Text section:
↓↓↓

The aircraft returned Kohnan Airfield after the continuous touch-and-go
training at Hiroshima Airport, and from about 14:50, it conducted the
continuous touch-and-go training three times using the south side traffic
pattern for Runway 09 at Kohnan Airfield. After that, for landing, the aircraft
entered the north side traffic pattern for the runway.
Before the aircraft entered the base leg from the downwind leg at an
altitude of about 800 ft, the trainee set the engine revolution to 1,500 rpm, then
the trainee checked again the tachometer and noticed that it had fallen to
approximately 1,000 rpm. When the trainee operated the throttle to raise the
engine revolution, it was raised to approximately 2,000 rpm, therefore, the
trainee adjusted it at 1,500 rpm (Figure 1, a). The aircraft continued to fly,
however, when lowering the flap from 10° to 20°, the trainee confirmed that the
revolution had fallen below 1,000 rpm again (Figure 1, b). In addition, the
trainee did not feel any thrust force and felt as if the propeller was windmilling.

↑↑↑

Data listing:
↓↓↓

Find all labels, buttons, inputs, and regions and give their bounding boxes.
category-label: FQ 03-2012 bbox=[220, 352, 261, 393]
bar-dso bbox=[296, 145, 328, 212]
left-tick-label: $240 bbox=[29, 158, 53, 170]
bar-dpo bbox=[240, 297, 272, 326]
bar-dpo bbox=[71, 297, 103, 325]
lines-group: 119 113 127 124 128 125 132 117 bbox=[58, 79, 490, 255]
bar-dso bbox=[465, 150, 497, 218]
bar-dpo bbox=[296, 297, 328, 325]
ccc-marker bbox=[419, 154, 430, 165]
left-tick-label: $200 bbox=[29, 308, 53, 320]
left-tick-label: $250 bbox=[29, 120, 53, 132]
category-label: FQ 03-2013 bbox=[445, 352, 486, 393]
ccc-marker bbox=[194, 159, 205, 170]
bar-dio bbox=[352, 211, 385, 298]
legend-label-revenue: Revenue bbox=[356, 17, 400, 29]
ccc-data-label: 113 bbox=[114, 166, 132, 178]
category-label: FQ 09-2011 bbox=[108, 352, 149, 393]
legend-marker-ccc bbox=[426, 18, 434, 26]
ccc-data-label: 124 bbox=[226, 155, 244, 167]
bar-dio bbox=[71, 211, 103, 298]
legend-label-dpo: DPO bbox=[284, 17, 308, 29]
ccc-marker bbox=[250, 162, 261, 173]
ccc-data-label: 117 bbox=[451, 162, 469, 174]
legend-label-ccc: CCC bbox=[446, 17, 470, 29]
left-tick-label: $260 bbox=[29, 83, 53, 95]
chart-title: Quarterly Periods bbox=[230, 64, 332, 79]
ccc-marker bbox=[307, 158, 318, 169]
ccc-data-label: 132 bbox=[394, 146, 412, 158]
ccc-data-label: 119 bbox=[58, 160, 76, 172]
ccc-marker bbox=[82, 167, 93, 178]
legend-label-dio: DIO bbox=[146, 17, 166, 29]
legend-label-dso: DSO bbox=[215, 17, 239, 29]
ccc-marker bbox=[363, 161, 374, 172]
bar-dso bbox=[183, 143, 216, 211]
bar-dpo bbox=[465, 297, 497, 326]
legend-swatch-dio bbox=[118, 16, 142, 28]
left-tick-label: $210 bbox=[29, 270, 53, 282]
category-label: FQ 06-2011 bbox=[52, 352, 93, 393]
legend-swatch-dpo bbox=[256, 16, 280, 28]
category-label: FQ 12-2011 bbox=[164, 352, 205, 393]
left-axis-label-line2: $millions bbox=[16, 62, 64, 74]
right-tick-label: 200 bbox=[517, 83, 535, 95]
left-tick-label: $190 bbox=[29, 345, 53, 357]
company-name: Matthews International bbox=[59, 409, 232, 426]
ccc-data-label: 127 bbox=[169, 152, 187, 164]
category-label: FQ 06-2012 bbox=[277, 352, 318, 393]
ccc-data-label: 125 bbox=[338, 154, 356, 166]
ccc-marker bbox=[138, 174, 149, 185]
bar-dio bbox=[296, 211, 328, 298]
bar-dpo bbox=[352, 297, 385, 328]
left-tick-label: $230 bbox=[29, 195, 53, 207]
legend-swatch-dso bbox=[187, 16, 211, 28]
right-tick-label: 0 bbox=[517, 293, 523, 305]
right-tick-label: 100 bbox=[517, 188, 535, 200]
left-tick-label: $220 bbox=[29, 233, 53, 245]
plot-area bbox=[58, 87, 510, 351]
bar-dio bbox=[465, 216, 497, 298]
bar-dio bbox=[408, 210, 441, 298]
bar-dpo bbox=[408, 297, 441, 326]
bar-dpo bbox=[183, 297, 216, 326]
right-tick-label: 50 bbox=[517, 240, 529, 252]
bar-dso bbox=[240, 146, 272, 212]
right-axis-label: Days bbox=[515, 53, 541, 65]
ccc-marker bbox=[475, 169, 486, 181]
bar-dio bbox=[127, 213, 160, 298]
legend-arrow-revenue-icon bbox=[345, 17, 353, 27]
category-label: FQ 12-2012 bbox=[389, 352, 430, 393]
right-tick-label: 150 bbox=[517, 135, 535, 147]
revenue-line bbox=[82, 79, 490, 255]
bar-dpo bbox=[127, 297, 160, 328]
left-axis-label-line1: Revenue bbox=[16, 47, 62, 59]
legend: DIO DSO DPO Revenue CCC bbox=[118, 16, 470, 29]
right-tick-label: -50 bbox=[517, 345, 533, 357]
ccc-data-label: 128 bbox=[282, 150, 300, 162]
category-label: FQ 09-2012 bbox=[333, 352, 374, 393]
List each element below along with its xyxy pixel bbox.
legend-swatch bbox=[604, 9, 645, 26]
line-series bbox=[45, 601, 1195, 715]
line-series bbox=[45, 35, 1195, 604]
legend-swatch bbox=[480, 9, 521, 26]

↑↑↑

Check your understanding:
(1) In the passage about the training flight at Kohnan Airfield, rewrite the part from "Before the aircraft" up to and including "propeller was windmilling.", putting "student pilot" in place of "trainee".
(2) Answer these questions from the passage about the training flight at Kohnan Airfield.
(a) How many times did the aircraft do touch-and-go training at Kohnan Airfield starting from about 14:50?
(b) At about what altitude was the aircraft when the trainee set the engine revolution to 1,500 rpm?
(c) From what setting to what setting was the flap being lowered when the revolution fell below 1,000 rpm again?
(3) Continue the account of the training flight at Kohnan Airfield from where the passage ends.

Results of the exercise:
(1)
Before the aircraft entered the base leg from the downwind leg at an
altitude of about 800 ft, the student pilot set the engine revolution to 1,500 rpm, then
the student pilot checked again the tachometer and noticed that it had fallen to
approximately 1,000 rpm. When the student pilot operated the throttle to raise the
engine revolution, it was raised to approximately 2,000 rpm, therefore, the
student pilot adjusted it at 1,500 rpm (Figure 1, a). The aircraft continued to fly,
however, when lowering the flap from 10° to 20°, the student pilot confirmed that the
revolution had fallen below 1,000 rpm again (Figure 1, b). In addition, the
student pilot did not feel any thrust force and felt as if the propeller was windmilling.

(2)
(a) Three times.
(b) About 800 ft.
(c) From 10° to 20°.

(3)
At about 15:06, the captain judged the engine had stopped, and took over
the control of the aircraft from the trainee (Figure 1, c). The captain tried to
start the engine two times, the engine was not started (Figure 1, d). Judging
that it was able to land on the runway from the altitude and the speed at that
point by gliding in that way, the captain raised the flap, which had been lowered
to 20°, to 0°, and continued to approach at a speed of about 65 kts (Figure 1, e).
The aircraft touched down near the aiming point marking. The propeller
stopped to rotate during the landing roll. At 15:08, the aircraft vacated the
runway via Taxiway (T4) and stopped at the taxiway. There was no damage to
the aircraft, and none of the three persons on board the aircraft were injured.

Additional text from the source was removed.